Рано утром 6 сентября мы распрощались с нашими гостеприимными хозяевами и выехали в город. Мы надеялись сесть на поезд в Харькове, который доставит нас в г. Уральск — это была точка на карте, в которую мы хотели попасть как можно быстрее. Там жила мамина старшая сестра Анна Кондратьевна, муж которой Андрей Васильевич Адамович был председателем горсовета г. Уральска, центра Западно-Казахстанской области. У них был собственный домик из трех комнат, хозяйство — корова, свинья, куры. Они письмом пригласили нас к себе. Когда мы приехали на вокзал, то сразу поняли, что приобрести билет на какой-либо поезд здесь не удастся. Вокзал был битком набит беженцами со скарбом. Пассажирские поезда отправлялись очень редко. Естественно, пути освобождались для военных эшелонов, двигавшихся в обоих направлениях.

_ИСХОДНЫЕ ДАННЫЕ_
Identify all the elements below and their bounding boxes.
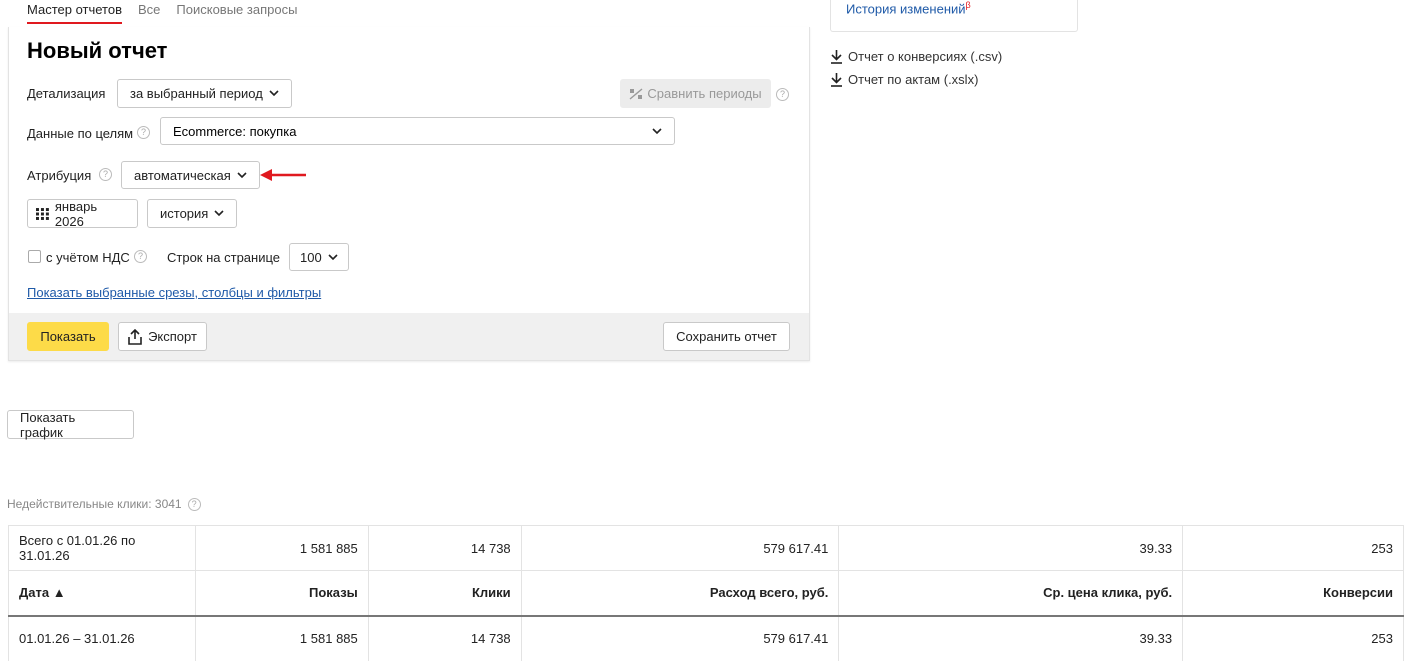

_ЗАДАНИЕ_
Замените «Харькове» на «Киеве» во фрагменте текста от «Рано утром 6» до «в обоих направлениях.» включительно и приведите этот фрагмент целиком.

_РЕЗУЛЬТАТ_
Рано утром 6 сентября мы распрощались с нашими гостеприимными хозяевами и выехали в город. Мы надеялись сесть на поезд в Киеве, который доставит нас в г. Уральск — это была точка на карте, в которую мы хотели попасть как можно быстрее. Там жила мамина старшая сестра Анна Кондратьевна, муж которой Андрей Васильевич Адамович был председателем горсовета г. Уральска, центра Западно-Казахстанской области. У них был собственный домик из трех комнат, хозяйство — корова, свинья, куры. Они письмом пригласили нас к себе. Когда мы приехали на вокзал, то сразу поняли, что приобрести билет на какой-либо поезд здесь не удастся. Вокзал был битком набит беженцами со скарбом. Пассажирские поезда отправлялись очень редко. Естественно, пути освобождались для военных эшелонов, двигавшихся в обоих направлениях.